**Short exercise**:
Find the lines that hold the word "data" and return them.

**Supplied material**:
((

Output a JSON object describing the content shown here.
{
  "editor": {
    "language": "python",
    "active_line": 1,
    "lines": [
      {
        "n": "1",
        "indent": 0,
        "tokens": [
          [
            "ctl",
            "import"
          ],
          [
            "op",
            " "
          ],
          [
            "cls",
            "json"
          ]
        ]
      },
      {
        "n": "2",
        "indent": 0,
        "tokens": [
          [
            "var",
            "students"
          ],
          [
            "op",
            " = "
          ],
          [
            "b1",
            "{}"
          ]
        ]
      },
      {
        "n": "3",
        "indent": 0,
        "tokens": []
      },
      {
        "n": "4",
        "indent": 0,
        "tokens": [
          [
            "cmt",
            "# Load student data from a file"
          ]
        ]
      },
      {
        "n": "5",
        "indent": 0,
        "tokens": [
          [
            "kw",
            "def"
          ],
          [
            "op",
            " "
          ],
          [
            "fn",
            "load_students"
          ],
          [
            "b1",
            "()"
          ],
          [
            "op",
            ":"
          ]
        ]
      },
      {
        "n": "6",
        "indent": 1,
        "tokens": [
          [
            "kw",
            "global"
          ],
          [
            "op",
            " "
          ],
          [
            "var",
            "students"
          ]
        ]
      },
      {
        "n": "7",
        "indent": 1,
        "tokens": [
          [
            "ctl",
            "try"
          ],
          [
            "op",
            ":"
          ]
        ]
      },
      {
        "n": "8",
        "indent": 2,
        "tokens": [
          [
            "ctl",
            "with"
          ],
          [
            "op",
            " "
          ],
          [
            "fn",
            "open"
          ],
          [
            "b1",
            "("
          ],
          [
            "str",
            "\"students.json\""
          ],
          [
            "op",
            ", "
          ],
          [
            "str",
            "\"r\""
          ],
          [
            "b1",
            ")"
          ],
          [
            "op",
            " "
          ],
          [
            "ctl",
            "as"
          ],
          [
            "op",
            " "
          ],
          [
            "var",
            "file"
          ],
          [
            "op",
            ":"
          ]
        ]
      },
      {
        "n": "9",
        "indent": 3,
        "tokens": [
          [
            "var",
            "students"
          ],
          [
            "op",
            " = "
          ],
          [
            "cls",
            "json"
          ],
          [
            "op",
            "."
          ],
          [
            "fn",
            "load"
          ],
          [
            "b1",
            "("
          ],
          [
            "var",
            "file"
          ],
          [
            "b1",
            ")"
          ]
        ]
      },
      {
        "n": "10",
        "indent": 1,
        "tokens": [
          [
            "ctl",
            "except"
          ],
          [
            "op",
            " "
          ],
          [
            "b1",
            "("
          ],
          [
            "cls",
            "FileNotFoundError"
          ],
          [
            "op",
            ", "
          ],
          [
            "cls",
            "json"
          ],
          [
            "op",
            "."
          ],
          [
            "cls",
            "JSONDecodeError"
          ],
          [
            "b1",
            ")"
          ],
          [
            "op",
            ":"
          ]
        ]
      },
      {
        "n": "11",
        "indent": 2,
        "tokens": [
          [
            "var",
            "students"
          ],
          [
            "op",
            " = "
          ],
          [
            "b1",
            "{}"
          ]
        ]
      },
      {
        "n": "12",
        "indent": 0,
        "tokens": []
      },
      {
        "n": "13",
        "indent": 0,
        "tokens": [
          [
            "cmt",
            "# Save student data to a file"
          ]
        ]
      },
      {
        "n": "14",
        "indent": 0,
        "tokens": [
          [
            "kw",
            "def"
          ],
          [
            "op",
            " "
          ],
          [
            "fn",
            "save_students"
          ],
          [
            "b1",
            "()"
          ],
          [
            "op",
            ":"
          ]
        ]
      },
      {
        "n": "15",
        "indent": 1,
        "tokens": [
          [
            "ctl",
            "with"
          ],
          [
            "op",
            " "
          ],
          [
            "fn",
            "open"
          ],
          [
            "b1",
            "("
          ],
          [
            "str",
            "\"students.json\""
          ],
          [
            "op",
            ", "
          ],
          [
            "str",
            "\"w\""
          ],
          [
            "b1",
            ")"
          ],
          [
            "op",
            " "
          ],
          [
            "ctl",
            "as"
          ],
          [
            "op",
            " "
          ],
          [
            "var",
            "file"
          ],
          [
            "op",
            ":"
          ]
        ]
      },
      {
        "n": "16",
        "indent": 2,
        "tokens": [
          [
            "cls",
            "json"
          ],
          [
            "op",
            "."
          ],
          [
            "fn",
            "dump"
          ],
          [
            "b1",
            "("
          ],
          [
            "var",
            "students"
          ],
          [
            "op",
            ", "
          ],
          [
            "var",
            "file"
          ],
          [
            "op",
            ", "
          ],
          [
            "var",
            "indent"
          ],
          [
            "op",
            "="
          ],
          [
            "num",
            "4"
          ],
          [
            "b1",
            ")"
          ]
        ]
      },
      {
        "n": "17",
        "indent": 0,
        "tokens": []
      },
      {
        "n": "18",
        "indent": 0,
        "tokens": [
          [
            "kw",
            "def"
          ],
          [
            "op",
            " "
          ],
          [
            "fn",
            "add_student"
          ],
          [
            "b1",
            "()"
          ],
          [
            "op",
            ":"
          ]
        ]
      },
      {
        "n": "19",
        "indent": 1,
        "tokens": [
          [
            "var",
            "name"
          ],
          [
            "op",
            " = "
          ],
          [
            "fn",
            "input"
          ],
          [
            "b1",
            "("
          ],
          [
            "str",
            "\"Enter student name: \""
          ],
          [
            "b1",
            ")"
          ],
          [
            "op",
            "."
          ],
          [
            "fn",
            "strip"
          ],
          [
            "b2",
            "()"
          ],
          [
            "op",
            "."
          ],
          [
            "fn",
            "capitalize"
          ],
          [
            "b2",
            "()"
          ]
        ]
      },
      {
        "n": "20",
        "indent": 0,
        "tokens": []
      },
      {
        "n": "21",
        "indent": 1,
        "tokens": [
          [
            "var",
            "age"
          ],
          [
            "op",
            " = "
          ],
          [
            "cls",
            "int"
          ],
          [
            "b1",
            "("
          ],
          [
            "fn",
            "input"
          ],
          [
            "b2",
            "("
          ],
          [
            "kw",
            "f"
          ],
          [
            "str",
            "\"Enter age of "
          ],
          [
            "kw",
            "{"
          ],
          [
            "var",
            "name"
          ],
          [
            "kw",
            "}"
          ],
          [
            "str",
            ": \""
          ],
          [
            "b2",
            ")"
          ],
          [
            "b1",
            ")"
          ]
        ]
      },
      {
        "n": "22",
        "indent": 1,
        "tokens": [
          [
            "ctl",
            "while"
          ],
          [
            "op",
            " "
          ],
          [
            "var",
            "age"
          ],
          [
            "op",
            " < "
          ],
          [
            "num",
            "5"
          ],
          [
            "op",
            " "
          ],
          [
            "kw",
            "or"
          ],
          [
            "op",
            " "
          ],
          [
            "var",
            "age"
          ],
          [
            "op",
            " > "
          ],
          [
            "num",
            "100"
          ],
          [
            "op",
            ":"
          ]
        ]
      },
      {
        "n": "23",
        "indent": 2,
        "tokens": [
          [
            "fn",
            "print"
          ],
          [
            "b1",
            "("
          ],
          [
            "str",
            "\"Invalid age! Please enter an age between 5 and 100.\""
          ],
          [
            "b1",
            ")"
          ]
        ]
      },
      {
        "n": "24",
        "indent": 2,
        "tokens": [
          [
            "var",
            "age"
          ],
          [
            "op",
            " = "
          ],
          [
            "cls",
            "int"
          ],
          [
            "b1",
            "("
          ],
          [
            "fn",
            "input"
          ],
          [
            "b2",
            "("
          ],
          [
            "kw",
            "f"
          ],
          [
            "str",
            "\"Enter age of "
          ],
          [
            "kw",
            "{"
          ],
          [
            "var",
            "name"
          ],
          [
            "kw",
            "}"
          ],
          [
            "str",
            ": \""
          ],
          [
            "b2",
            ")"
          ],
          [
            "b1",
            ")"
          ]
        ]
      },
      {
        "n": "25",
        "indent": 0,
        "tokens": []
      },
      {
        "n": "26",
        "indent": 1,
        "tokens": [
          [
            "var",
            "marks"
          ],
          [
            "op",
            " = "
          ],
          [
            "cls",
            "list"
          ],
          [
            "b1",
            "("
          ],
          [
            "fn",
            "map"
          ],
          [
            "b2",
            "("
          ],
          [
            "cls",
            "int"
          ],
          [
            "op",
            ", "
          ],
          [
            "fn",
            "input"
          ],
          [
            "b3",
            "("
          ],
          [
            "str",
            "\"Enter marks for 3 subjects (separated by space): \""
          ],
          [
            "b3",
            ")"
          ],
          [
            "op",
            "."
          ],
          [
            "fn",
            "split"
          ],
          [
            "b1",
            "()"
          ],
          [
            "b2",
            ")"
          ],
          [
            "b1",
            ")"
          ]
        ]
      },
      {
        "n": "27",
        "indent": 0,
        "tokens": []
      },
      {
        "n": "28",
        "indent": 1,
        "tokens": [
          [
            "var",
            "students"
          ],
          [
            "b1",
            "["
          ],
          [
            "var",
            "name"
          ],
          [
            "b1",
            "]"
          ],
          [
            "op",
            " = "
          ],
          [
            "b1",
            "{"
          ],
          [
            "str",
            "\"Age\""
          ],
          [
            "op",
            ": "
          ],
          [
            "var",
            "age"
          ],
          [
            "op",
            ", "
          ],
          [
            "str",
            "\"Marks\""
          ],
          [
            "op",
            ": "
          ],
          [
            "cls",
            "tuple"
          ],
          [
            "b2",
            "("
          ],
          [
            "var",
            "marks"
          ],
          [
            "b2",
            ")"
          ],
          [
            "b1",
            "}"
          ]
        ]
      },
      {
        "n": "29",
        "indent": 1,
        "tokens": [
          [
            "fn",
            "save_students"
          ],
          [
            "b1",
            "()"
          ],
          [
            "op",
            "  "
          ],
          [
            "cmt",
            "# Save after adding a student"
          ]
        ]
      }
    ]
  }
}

))

**Exercise solution**:
            "# Load student data from a file"
            "# Save student data to a file"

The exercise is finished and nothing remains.